DATA SUPPLIED -

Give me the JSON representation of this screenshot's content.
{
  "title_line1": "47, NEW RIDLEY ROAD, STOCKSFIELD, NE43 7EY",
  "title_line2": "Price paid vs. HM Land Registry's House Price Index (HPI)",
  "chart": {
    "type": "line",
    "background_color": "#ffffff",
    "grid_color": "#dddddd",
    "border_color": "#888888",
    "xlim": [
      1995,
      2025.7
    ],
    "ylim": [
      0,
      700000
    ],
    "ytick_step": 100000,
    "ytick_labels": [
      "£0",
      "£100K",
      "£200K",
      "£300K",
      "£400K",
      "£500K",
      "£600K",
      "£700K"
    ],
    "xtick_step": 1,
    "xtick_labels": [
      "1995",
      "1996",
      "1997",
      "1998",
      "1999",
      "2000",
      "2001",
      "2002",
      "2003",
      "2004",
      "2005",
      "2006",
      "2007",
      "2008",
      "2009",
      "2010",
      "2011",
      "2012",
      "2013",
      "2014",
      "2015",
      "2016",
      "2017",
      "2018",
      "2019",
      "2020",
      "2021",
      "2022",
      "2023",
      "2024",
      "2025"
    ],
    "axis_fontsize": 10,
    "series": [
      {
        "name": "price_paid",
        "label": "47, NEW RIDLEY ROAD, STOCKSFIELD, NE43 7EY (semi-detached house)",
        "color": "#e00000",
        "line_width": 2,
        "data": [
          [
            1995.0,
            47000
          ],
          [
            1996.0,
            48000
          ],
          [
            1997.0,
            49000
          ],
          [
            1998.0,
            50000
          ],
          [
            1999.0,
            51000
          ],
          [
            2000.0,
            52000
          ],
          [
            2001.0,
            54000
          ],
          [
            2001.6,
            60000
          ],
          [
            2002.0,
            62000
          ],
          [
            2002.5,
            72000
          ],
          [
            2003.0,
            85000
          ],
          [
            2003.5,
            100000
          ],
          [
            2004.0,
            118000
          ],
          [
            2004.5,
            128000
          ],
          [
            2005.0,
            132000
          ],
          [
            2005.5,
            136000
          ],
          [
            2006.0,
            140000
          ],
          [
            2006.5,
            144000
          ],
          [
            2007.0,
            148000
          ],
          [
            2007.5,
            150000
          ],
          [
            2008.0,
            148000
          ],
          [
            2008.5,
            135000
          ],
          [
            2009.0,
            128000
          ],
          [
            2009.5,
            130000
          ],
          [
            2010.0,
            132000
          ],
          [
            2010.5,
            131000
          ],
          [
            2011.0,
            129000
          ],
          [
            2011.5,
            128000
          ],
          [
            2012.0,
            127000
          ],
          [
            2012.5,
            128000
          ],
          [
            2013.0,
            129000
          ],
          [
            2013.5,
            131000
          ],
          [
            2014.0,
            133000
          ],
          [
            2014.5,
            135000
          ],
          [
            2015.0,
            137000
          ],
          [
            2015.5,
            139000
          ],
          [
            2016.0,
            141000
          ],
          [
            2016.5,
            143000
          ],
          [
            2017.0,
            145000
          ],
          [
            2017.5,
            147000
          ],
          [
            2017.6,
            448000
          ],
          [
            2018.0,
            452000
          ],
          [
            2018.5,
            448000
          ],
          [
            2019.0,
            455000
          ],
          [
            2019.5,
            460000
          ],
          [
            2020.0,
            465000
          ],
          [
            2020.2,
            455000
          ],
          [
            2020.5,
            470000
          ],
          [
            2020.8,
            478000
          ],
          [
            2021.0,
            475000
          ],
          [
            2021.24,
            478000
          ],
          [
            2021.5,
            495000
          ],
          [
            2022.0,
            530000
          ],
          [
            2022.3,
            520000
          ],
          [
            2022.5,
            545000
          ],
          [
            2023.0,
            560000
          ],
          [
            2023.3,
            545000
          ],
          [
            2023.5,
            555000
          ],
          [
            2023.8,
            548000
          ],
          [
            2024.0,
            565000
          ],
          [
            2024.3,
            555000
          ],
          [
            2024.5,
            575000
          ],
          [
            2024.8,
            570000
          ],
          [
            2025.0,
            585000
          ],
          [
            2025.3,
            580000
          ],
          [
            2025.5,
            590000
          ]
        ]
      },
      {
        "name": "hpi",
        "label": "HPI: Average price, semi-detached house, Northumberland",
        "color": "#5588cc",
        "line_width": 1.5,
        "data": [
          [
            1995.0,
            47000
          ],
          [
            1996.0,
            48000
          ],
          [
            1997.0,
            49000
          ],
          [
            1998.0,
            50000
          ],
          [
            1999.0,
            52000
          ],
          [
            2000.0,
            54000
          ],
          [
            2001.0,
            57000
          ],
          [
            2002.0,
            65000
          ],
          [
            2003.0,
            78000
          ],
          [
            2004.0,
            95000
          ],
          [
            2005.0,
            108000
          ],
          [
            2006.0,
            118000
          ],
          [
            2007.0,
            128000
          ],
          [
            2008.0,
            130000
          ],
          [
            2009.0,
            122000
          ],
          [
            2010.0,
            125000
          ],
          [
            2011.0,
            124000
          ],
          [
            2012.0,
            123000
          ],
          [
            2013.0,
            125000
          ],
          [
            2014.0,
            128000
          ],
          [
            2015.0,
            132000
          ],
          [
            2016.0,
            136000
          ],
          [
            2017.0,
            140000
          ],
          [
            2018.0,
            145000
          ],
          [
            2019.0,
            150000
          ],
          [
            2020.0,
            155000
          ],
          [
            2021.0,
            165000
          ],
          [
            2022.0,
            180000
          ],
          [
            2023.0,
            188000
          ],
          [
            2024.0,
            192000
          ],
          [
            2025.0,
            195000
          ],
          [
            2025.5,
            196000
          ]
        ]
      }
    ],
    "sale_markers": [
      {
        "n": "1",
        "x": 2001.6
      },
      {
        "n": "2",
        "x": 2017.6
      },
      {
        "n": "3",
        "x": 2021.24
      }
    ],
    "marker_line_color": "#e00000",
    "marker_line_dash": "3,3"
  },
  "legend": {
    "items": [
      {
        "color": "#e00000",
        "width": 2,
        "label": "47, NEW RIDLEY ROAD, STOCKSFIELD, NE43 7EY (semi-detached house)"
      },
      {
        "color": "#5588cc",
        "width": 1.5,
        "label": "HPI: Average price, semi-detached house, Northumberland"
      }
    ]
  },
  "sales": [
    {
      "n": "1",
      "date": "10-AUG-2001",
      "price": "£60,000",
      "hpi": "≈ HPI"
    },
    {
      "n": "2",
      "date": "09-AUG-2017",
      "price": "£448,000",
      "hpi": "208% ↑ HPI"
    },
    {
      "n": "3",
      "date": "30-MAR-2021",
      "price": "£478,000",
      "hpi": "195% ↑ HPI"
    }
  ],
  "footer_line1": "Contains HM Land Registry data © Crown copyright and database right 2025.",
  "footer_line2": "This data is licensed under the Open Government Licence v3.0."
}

WHAT YOU SHOULD DO -
Every entry above should be retyped exactly as shown.

EXERCISE RESULT -
Give me the JSON representation of this screenshot's content.
{
  "title_line1": "47, NEW RIDLEY ROAD, STOCKSFIELD, NE43 7EY",
  "title_line2": "Price paid vs. HM Land Registry's House Price Index (HPI)",
  "chart": {
    "type": "line",
    "background_color": "#ffffff",
    "grid_color": "#dddddd",
    "border_color": "#888888",
    "xlim": [
      1995,
      2025.7
    ],
    "ylim": [
      0,
      700000
    ],
    "ytick_step": 100000,
    "ytick_labels": [
      "£0",
      "£100K",
      "£200K",
      "£300K",
      "£400K",
      "£500K",
      "£600K",
      "£700K"
    ],
    "xtick_step": 1,
    "xtick_labels": [
      "1995",
      "1996",
      "1997",
      "1998",
      "1999",
      "2000",
      "2001",
      "2002",
      "2003",
      "2004",
      "2005",
      "2006",
      "2007",
      "2008",
      "2009",
      "2010",
      "2011",
      "2012",
      "2013",
      "2014",
      "2015",
      "2016",
      "2017",
      "2018",
      "2019",
      "2020",
      "2021",
      "2022",
      "2023",
      "2024",
      "2025"
    ],
    "axis_fontsize": 10,
    "series": [
      {
        "name": "price_paid",
        "label": "47, NEW RIDLEY ROAD, STOCKSFIELD, NE43 7EY (semi-detached house)",
        "color": "#e00000",
        "line_width": 2,
        "data": [
          [
            1995.0,
            47000
          ],
          [
            1996.0,
            48000
          ],
          [
            1997.0,
            49000
          ],
          [
            1998.0,
            50000
          ],
          [
            1999.0,
            51000
          ],
          [
            2000.0,
            52000
          ],
          [
            2001.0,
            54000
          ],
          [
            2001.6,
            60000
          ],
          [
            2002.0,
            62000
          ],
          [
            2002.5,
            72000
          ],
          [
            2003.0,
            85000
          ],
          [
            2003.5,
            100000
          ],
          [
            2004.0,
            118000
          ],
          [
            2004.5,
            128000
          ],
          [
            2005.0,
            132000
          ],
          [
            2005.5,
            136000
          ],
          [
            2006.0,
            140000
          ],
          [
            2006.5,
            144000
          ],
          [
            2007.0,
            148000
          ],
          [
            2007.5,
            150000
          ],
          [
            2008.0,
            148000
          ],
          [
            2008.5,
            135000
          ],
          [
            2009.0,
            128000
          ],
          [
            2009.5,
            130000
          ],
          [
            2010.0,
            132000
          ],
          [
            2010.5,
            131000
          ],
          [
            2011.0,
            129000
          ],
          [
            2011.5,
            128000
          ],
          [
            2012.0,
            127000
          ],
          [
            2012.5,
            128000
          ],
          [
            2013.0,
            129000
          ],
          [
            2013.5,
            131000
          ],
          [
            2014.0,
            133000
          ],
          [
            2014.5,
            135000
          ],
          [
            2015.0,
            137000
          ],
          [
            2015.5,
            139000
          ],
          [
            2016.0,
            141000
          ],
          [
            2016.5,
            143000
          ],
          [
            2017.0,
            145000
          ],
          [
            2017.5,
            147000
          ],
          [
            2017.6,
            448000
          ],
          [
            2018.0,
            452000
          ],
          [
            2018.5,
            448000
          ],
          [
            2019.0,
            455000
          ],
          [
            2019.5,
            460000
          ],
          [
            2020.0,
            465000
          ],
          [
            2020.2,
            455000
          ],
          [
            2020.5,
            470000
          ],
          [
            2020.8,
            478000
          ],
          [
            2021.0,
            475000
          ],
          [
            2021.24,
            478000
          ],
          [
            2021.5,
            495000
          ],
          [
            2022.0,
            530000
          ],
          [
            2022.3,
            520000
          ],
          [
            2022.5,
            545000
          ],
          [
            2023.0,
            560000
          ],
          [
            2023.3,
            545000
          ],
          [
            2023.5,
            555000
          ],
          [
            2023.8,
            548000
          ],
          [
            2024.0,
            565000
          ],
          [
            2024.3,
            555000
          ],
          [
            2024.5,
            575000
          ],
          [
            2024.8,
            570000
          ],
          [
            2025.0,
            585000
          ],
          [
            2025.3,
            580000
          ],
          [
            2025.5,
            590000
          ]
        ]
      },
      {
        "name": "hpi",
        "label": "HPI: Average price, semi-detached house, Northumberland",
        "color": "#5588cc",
        "line_width": 1.5,
        "data": [
          [
            1995.0,
            47000
          ],
          [
            1996.0,
            48000
          ],
          [
            1997.0,
            49000
          ],
          [
            1998.0,
            50000
          ],
          [
            1999.0,
            52000
          ],
          [
            2000.0,
            54000
          ],
          [
            2001.0,
            57000
          ],
          [
            2002.0,
            65000
          ],
          [
            2003.0,
            78000
          ],
          [
            2004.0,
            95000
          ],
          [
            2005.0,
            108000
          ],
          [
            2006.0,
            118000
          ],
          [
            2007.0,
            128000
          ],
          [
            2008.0,
            130000
          ],
          [
            2009.0,
            122000
          ],
          [
            2010.0,
            125000
          ],
          [
            2011.0,
            124000
          ],
          [
            2012.0,
            123000
          ],
          [
            2013.0,
            125000
          ],
          [
            2014.0,
            128000
          ],
          [
            2015.0,
            132000
          ],
          [
            2016.0,
            136000
          ],
          [
            2017.0,
            140000
          ],
          [
            2018.0,
            145000
          ],
          [
            2019.0,
            150000
          ],
          [
            2020.0,
            155000
          ],
          [
            2021.0,
            165000
          ],
          [
            2022.0,
            180000
          ],
          [
            2023.0,
            188000
          ],
          [
            2024.0,
            192000
          ],
          [
            2025.0,
            195000
          ],
          [
            2025.5,
            196000
          ]
        ]
      }
    ],
    "sale_markers": [
      {
        "n": "1",
        "x": 2001.6
      },
      {
        "n": "2",
        "x": 2017.6
      },
      {
        "n": "3",
        "x": 2021.24
      }
    ],
    "marker_line_color": "#e00000",
    "marker_line_dash": "3,3"
  },
  "legend": {
    "items": [
      {
        "color": "#e00000",
        "width": 2,
        "label": "47, NEW RIDLEY ROAD, STOCKSFIELD, NE43 7EY (semi-detached house)"
      },
      {
        "color": "#5588cc",
        "width": 1.5,
        "label": "HPI: Average price, semi-detached house, Northumberland"
      }
    ]
  },
  "sales": [
    {
      "n": "1",
      "date": "10-AUG-2001",
      "price": "£60,000",
      "hpi": "≈ HPI"
    },
    {
      "n": "2",
      "date": "09-AUG-2017",
      "price": "£448,000",
      "hpi": "208% ↑ HPI"
    },
    {
      "n": "3",
      "date": "30-MAR-2021",
      "price": "£478,000",
      "hpi": "195% ↑ HPI"
    }
  ],
  "footer_line1": "Contains HM Land Registry data © Crown copyright and database right 2025.",
  "footer_line2": "This data is licensed under the Open Government Licence v3.0."
}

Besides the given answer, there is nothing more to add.